Entries with figure data:
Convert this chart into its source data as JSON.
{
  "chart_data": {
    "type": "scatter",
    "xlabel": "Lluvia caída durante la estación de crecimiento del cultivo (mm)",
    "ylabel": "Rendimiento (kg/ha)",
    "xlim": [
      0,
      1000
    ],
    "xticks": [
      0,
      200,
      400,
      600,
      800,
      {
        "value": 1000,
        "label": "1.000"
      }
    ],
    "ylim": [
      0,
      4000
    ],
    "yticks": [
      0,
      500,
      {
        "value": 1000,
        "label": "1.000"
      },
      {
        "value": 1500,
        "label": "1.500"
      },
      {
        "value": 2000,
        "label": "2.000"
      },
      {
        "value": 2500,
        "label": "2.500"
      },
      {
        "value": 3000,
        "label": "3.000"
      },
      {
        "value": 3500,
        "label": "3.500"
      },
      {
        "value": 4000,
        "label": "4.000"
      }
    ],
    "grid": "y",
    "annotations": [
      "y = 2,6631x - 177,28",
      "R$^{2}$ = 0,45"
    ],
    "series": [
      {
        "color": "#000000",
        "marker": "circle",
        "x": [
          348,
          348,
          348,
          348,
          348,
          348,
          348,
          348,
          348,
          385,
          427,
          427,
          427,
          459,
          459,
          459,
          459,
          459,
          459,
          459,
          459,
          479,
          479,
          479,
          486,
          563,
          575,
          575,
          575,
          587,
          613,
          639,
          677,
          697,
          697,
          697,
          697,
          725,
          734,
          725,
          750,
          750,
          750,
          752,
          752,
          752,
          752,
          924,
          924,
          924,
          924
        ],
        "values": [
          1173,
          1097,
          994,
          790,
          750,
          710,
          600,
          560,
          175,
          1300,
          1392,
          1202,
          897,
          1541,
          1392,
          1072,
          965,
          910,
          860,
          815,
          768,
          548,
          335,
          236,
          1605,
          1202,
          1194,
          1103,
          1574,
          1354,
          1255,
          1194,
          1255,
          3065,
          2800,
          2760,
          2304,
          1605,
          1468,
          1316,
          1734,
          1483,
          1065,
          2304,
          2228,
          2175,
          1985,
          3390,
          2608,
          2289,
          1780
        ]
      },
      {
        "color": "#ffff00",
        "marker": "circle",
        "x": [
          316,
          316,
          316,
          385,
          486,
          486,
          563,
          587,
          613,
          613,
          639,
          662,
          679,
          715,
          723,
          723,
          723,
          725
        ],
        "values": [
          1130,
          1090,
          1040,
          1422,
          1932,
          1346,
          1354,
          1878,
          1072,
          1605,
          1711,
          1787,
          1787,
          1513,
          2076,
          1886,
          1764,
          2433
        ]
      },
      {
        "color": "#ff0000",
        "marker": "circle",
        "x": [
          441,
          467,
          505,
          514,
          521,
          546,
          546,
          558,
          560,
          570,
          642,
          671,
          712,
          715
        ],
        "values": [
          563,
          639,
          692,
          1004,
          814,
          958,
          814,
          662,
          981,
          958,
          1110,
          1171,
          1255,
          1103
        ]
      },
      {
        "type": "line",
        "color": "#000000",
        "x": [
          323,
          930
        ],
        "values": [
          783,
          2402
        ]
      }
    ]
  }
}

§ Exercise prompt: Output the data above exactly, please, line for line.

§ Response:
Convert this chart into its source data as JSON.
{
  "chart_data": {
    "type": "scatter",
    "xlabel": "Lluvia caída durante la estación de crecimiento del cultivo (mm)",
    "ylabel": "Rendimiento (kg/ha)",
    "xlim": [
      0,
      1000
    ],
    "xticks": [
      0,
      200,
      400,
      600,
      800,
      {
        "value": 1000,
        "label": "1.000"
      }
    ],
    "ylim": [
      0,
      4000
    ],
    "yticks": [
      0,
      500,
      {
        "value": 1000,
        "label": "1.000"
      },
      {
        "value": 1500,
        "label": "1.500"
      },
      {
        "value": 2000,
        "label": "2.000"
      },
      {
        "value": 2500,
        "label": "2.500"
      },
      {
        "value": 3000,
        "label": "3.000"
      },
      {
        "value": 3500,
        "label": "3.500"
      },
      {
        "value": 4000,
        "label": "4.000"
      }
    ],
    "grid": "y",
    "annotations": [
      "y = 2,6631x - 177,28",
      "R$^{2}$ = 0,45"
    ],
    "series": [
      {
        "color": "#000000",
        "marker": "circle",
        "x": [
          348,
          348,
          348,
          348,
          348,
          348,
          348,
          348,
          348,
          385,
          427,
          427,
          427,
          459,
          459,
          459,
          459,
          459,
          459,
          459,
          459,
          479,
          479,
          479,
          486,
          563,
          575,
          575,
          575,
          587,
          613,
          639,
          677,
          697,
          697,
          697,
          697,
          725,
          734,
          725,
          750,
          750,
          750,
          752,
          752,
          752,
          752,
          924,
          924,
          924,
          924
        ],
        "values": [
          1173,
          1097,
          994,
          790,
          750,
          710,
          600,
          560,
          175,
          1300,
          1392,
          1202,
          897,
          1541,
          1392,
          1072,
          965,
          910,
          860,
          815,
          768,
          548,
          335,
          236,
          1605,
          1202,
          1194,
          1103,
          1574,
          1354,
          1255,
          1194,
          1255,
          3065,
          2800,
          2760,
          2304,
          1605,
          1468,
          1316,
          1734,
          1483,
          1065,
          2304,
          2228,
          2175,
          1985,
          3390,
          2608,
          2289,
          1780
        ]
      },
      {
        "color": "#ffff00",
        "marker": "circle",
        "x": [
          316,
          316,
          316,
          385,
          486,
          486,
          563,
          587,
          613,
          613,
          639,
          662,
          679,
          715,
          723,
          723,
          723,
          725
        ],
        "values": [
          1130,
          1090,
          1040,
          1422,
          1932,
          1346,
          1354,
          1878,
          1072,
          1605,
          1711,
          1787,
          1787,
          1513,
          2076,
          1886,
          1764,
          2433
        ]
      },
      {
        "color": "#ff0000",
        "marker": "circle",
        "x": [
          441,
          467,
          505,
          514,
          521,
          546,
          546,
          558,
          560,
          570,
          642,
          671,
          712,
          715
        ],
        "values": [
          563,
          639,
          692,
          1004,
          814,
          958,
          814,
          662,
          981,
          958,
          1110,
          1171,
          1255,
          1103
        ]
      },
      {
        "type": "line",
        "color": "#000000",
        "x": [
          323,
          930
        ],
        "values": [
          783,
          2402
        ]
      }
    ]
  }
}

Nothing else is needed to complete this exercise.